> **REQUEST**
Set each entry down verbatim, omitting images.

+++++

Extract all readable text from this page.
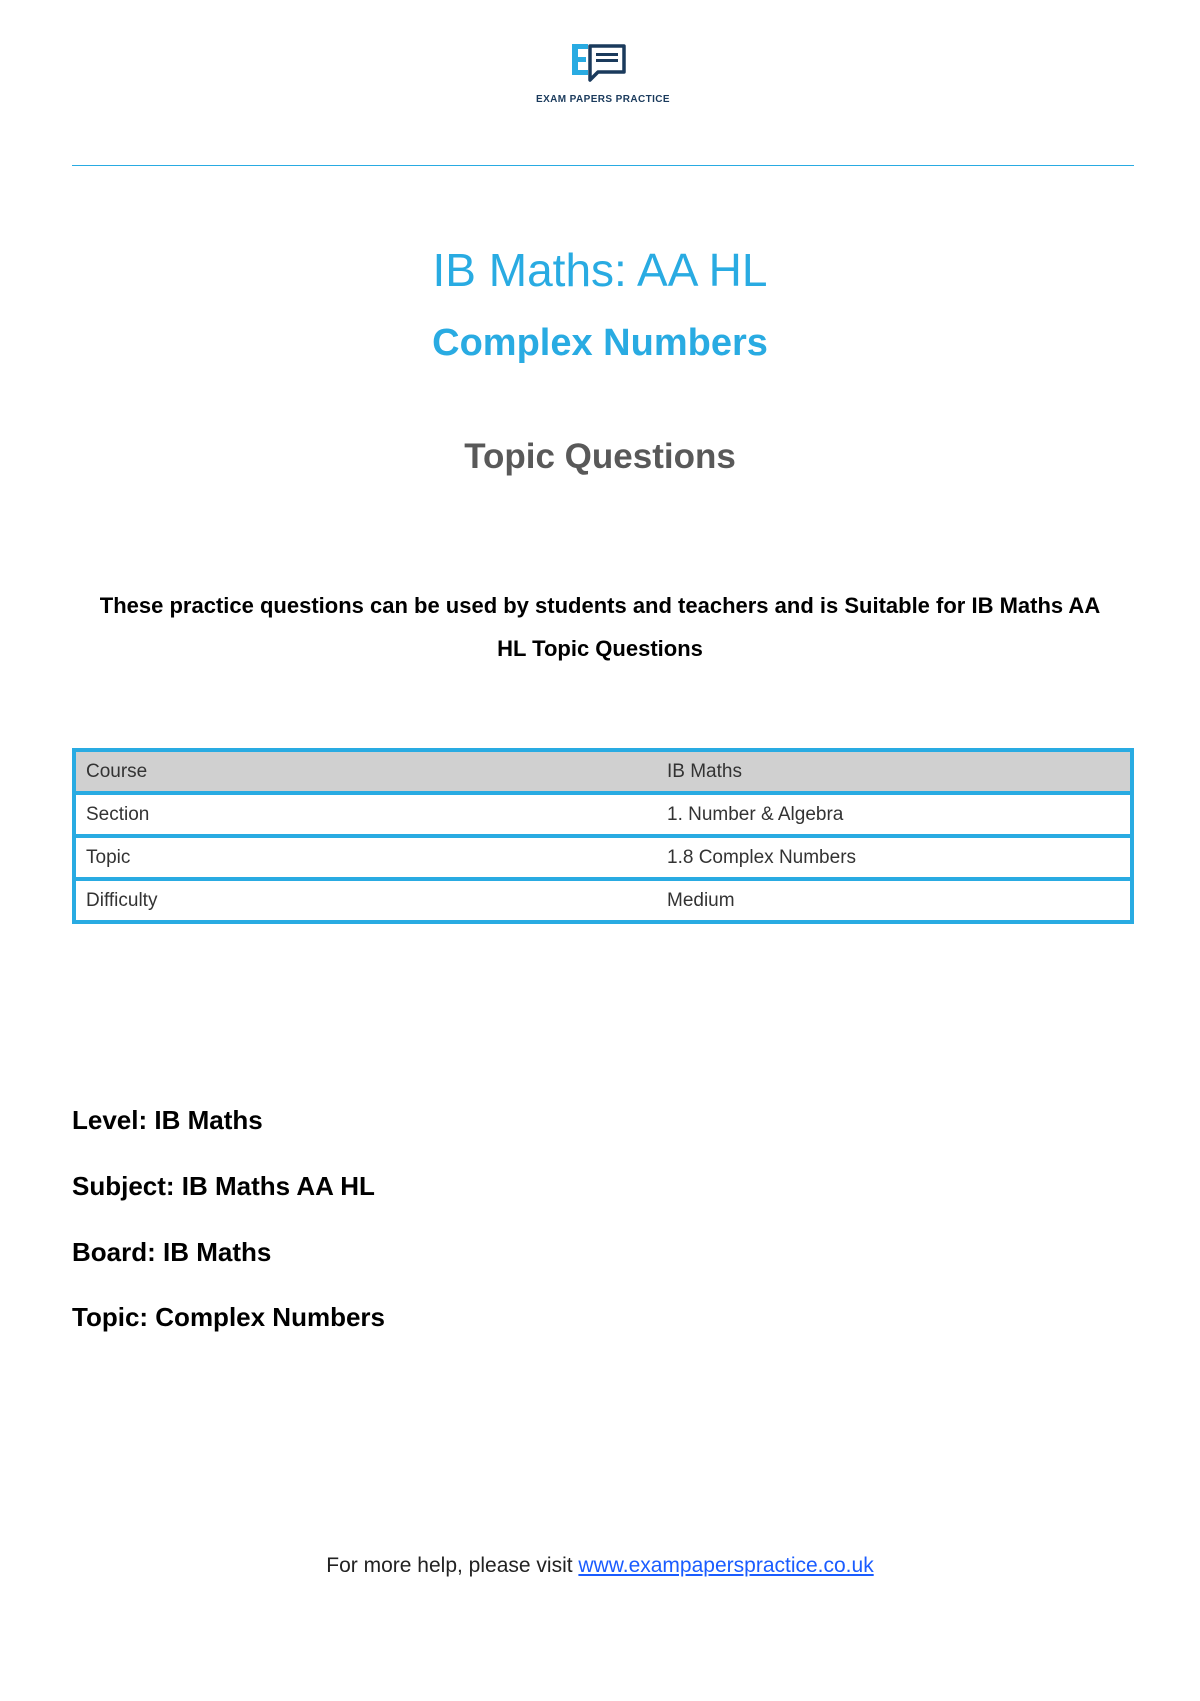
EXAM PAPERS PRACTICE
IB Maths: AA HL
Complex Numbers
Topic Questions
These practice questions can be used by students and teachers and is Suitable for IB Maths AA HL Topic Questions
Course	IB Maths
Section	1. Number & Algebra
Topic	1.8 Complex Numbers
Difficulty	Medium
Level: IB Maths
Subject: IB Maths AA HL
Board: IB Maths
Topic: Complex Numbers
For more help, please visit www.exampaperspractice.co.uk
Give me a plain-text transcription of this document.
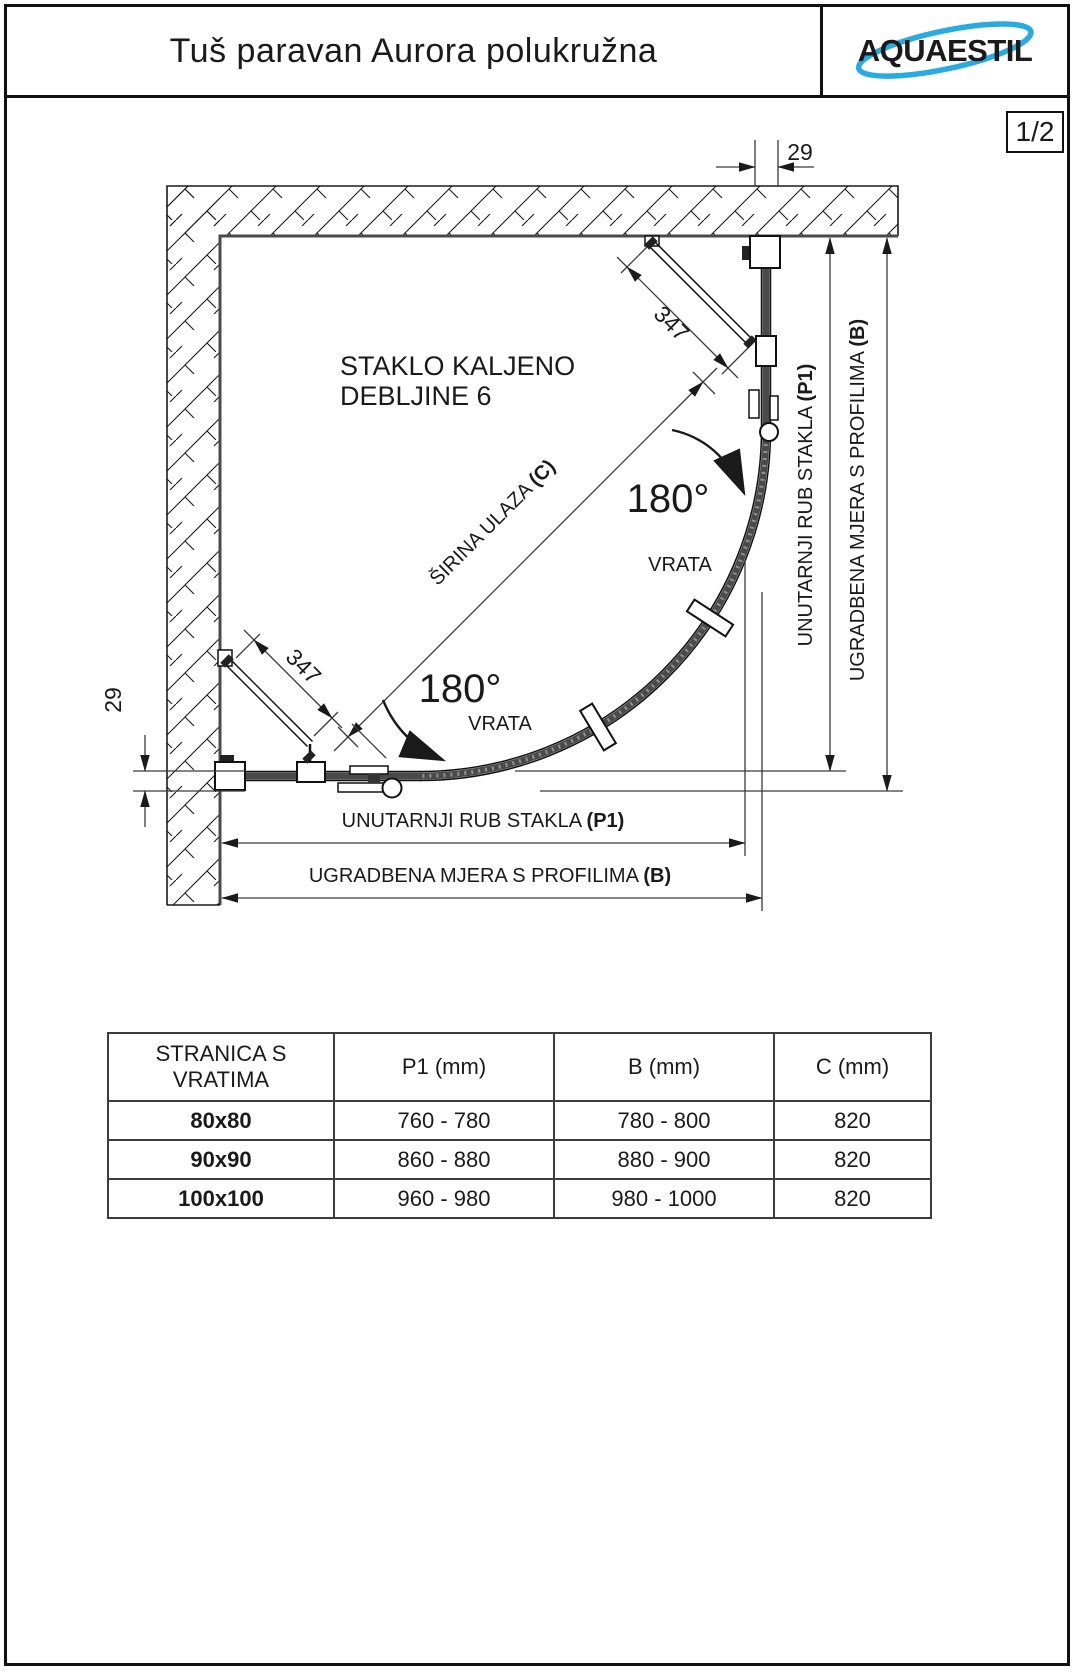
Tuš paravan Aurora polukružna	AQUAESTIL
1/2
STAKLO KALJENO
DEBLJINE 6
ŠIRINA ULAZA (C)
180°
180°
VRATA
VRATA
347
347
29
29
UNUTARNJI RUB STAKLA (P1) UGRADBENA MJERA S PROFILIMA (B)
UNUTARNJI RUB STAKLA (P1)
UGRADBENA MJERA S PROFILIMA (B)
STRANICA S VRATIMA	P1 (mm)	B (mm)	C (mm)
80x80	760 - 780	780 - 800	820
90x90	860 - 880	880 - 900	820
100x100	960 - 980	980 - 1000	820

+++++

> **WRITTEN RESPONSE**
Extract all readable text from this page.
EXAM PAPERS PRACTICE
IB Maths: AA HL
Complex Numbers
Topic Questions
These practice questions can be used by students and teachers and is Suitable for IB Maths AA HL Topic Questions
Course	IB Maths
Section	1. Number & Algebra
Topic	1.8 Complex Numbers
Difficulty	Medium
Level: IB Maths
Subject: IB Maths AA HL
Board: IB Maths
Topic: Complex Numbers
For more help, please visit www.exampaperspractice.co.uk
Give me a plain-text transcription of this document.
Tuš paravan Aurora polukružna	AQUAESTIL
1/2
STAKLO KALJENO
DEBLJINE 6
ŠIRINA ULAZA (C)
180°
180°
VRATA
VRATA
347
347
29
29
UNUTARNJI RUB STAKLA (P1) UGRADBENA MJERA S PROFILIMA (B)
UNUTARNJI RUB STAKLA (P1)
UGRADBENA MJERA S PROFILIMA (B)
STRANICA S VRATIMA	P1 (mm)	B (mm)	C (mm)
80x80	760 - 780	780 - 800	820
90x90	860 - 880	880 - 900	820
100x100	960 - 980	980 - 1000	820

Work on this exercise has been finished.